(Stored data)
......

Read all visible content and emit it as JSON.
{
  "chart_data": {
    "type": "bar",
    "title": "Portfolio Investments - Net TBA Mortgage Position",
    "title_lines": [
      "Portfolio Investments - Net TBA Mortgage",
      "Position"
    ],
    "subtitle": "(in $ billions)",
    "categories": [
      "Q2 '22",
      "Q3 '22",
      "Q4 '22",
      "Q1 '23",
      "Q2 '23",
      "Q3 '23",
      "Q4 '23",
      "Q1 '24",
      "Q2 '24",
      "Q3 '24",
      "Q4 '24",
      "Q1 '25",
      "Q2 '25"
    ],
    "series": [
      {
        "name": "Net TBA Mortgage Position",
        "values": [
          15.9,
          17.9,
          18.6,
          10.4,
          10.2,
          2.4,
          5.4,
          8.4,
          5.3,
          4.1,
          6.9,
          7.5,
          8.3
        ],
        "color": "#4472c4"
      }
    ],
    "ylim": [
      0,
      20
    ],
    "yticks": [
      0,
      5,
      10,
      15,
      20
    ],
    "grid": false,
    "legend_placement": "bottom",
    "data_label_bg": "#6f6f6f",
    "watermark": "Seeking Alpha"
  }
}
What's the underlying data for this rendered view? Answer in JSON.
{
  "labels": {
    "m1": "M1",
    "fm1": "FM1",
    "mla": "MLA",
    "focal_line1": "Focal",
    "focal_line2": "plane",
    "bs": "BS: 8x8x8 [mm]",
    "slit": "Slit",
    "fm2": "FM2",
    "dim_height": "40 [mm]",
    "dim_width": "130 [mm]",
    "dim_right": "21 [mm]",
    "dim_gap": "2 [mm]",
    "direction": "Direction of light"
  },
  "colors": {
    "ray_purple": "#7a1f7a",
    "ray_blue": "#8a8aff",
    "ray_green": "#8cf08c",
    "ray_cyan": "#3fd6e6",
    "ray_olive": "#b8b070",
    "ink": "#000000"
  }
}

......

WHAT IS ASKED ▸ Copy all the records above exactly, missing none.

EXERCISE ANSWER ▸
Read all visible content and emit it as JSON.
{
  "chart_data": {
    "type": "bar",
    "title": "Portfolio Investments - Net TBA Mortgage Position",
    "title_lines": [
      "Portfolio Investments - Net TBA Mortgage",
      "Position"
    ],
    "subtitle": "(in $ billions)",
    "categories": [
      "Q2 '22",
      "Q3 '22",
      "Q4 '22",
      "Q1 '23",
      "Q2 '23",
      "Q3 '23",
      "Q4 '23",
      "Q1 '24",
      "Q2 '24",
      "Q3 '24",
      "Q4 '24",
      "Q1 '25",
      "Q2 '25"
    ],
    "series": [
      {
        "name": "Net TBA Mortgage Position",
        "values": [
          15.9,
          17.9,
          18.6,
          10.4,
          10.2,
          2.4,
          5.4,
          8.4,
          5.3,
          4.1,
          6.9,
          7.5,
          8.3
        ],
        "color": "#4472c4"
      }
    ],
    "ylim": [
      0,
      20
    ],
    "yticks": [
      0,
      5,
      10,
      15,
      20
    ],
    "grid": false,
    "legend_placement": "bottom",
    "data_label_bg": "#6f6f6f",
    "watermark": "Seeking Alpha"
  }
}
What's the underlying data for this rendered view? Answer in JSON.
{
  "labels": {
    "m1": "M1",
    "fm1": "FM1",
    "mla": "MLA",
    "focal_line1": "Focal",
    "focal_line2": "plane",
    "bs": "BS: 8x8x8 [mm]",
    "slit": "Slit",
    "fm2": "FM2",
    "dim_height": "40 [mm]",
    "dim_width": "130 [mm]",
    "dim_right": "21 [mm]",
    "dim_gap": "2 [mm]",
    "direction": "Direction of light"
  },
  "colors": {
    "ray_purple": "#7a1f7a",
    "ray_blue": "#8a8aff",
    "ray_green": "#8cf08c",
    "ray_cyan": "#3fd6e6",
    "ray_olive": "#b8b070",
    "ink": "#000000"
  }
}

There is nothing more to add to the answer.